▶ **Written problem**:
Determine the number of lines that have the string "突出三个" in them, and give only that number.

▶ **Dataset**:
.....

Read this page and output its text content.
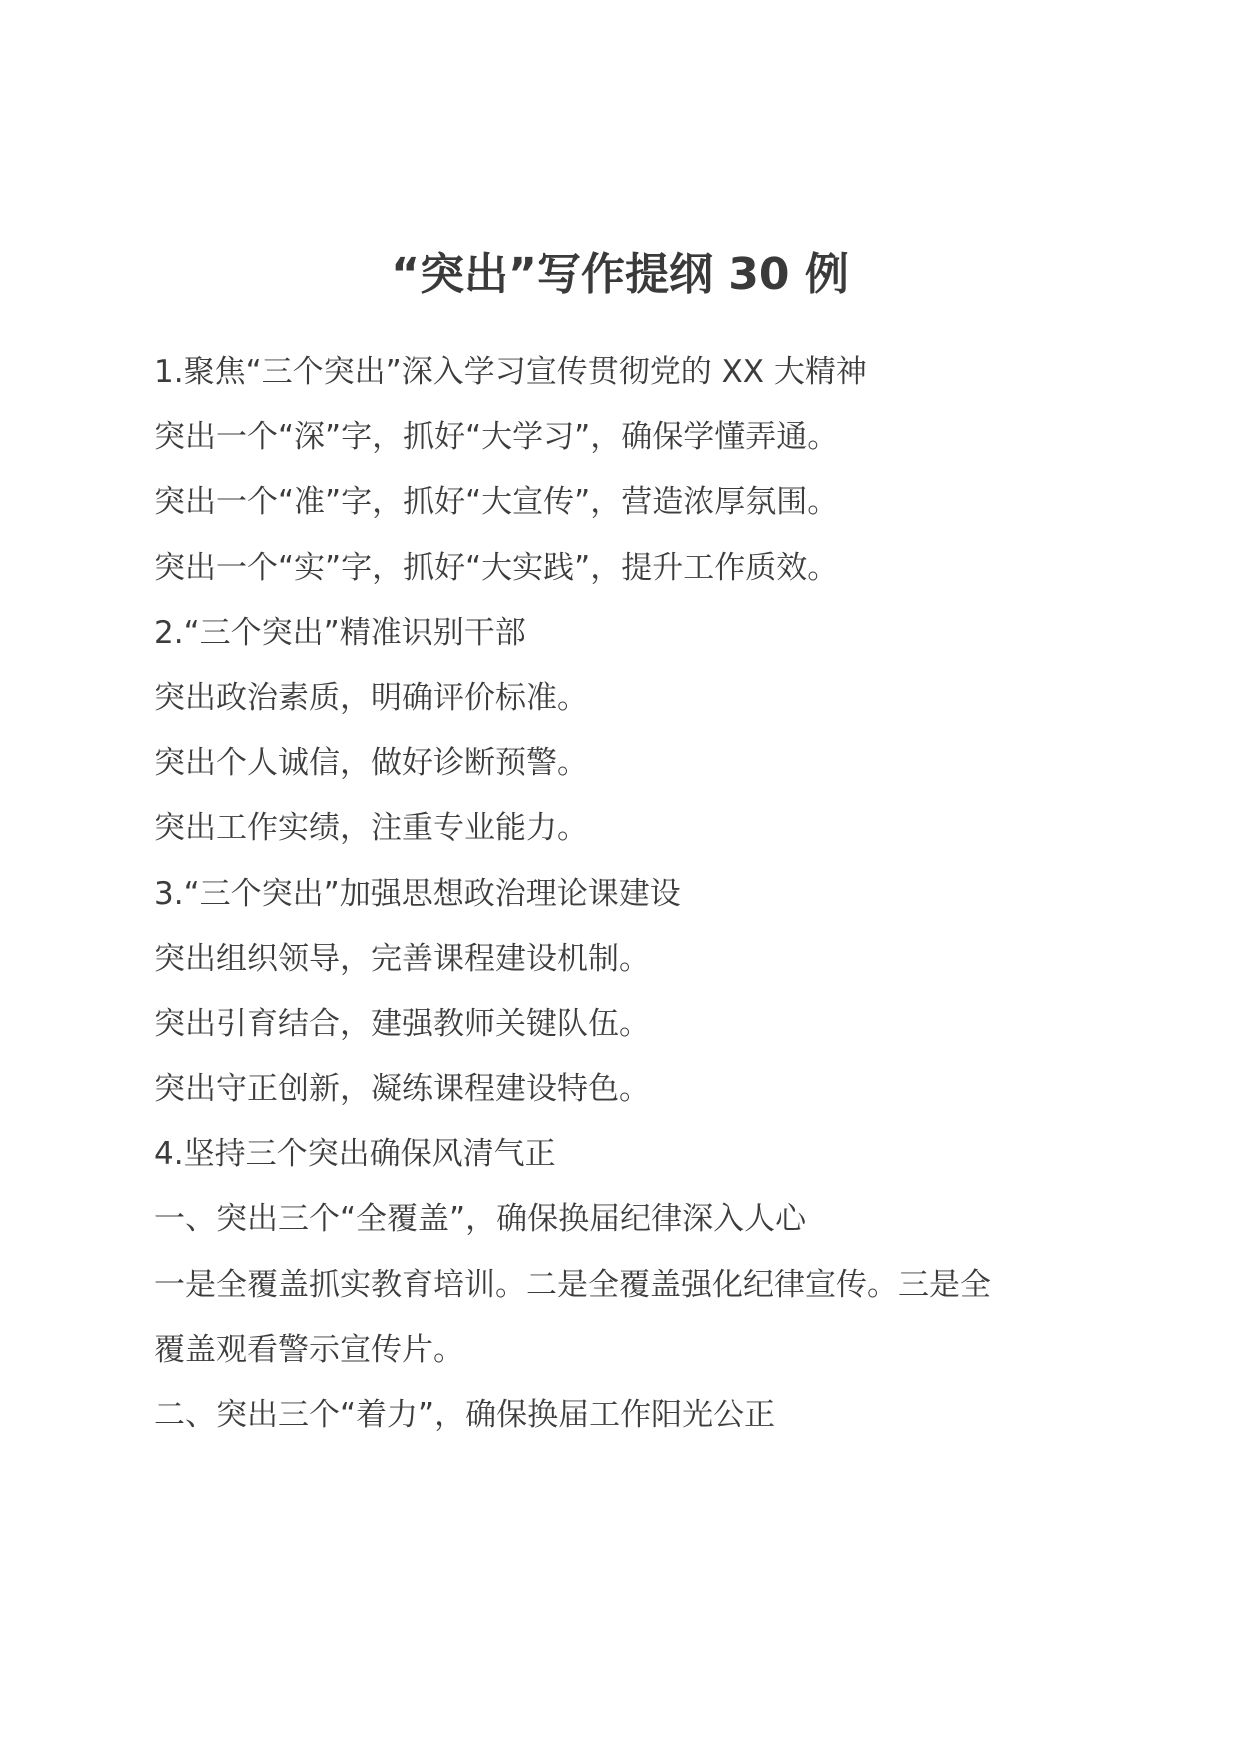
“突出”写作提纲 30 例

1.聚焦“三个突出”深入学习宣传贯彻党的 XX 大精神

突出一个“深”字，抓好“大学习”，确保学懂弄通。

突出一个“准”字，抓好“大宣传”，营造浓厚氛围。

突出一个“实”字，抓好“大实践”，提升工作质效。

2.“三个突出”精准识别干部

突出政治素质，明确评价标准。

突出个人诚信，做好诊断预警。

突出工作实绩，注重专业能力。

3.“三个突出”加强思想政治理论课建设

突出组织领导，完善课程建设机制。

突出引育结合，建强教师关键队伍。

突出守正创新，凝练课程建设特色。

4.坚持三个突出确保风清气正

一、突出三个“全覆盖”，确保换届纪律深入人心

一是全覆盖抓实教育培训。二是全覆盖强化纪律宣传。三是全

覆盖观看警示宣传片。

二、突出三个“着力”，确保换届工作阳光公正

.....

▶ **Reply**:
2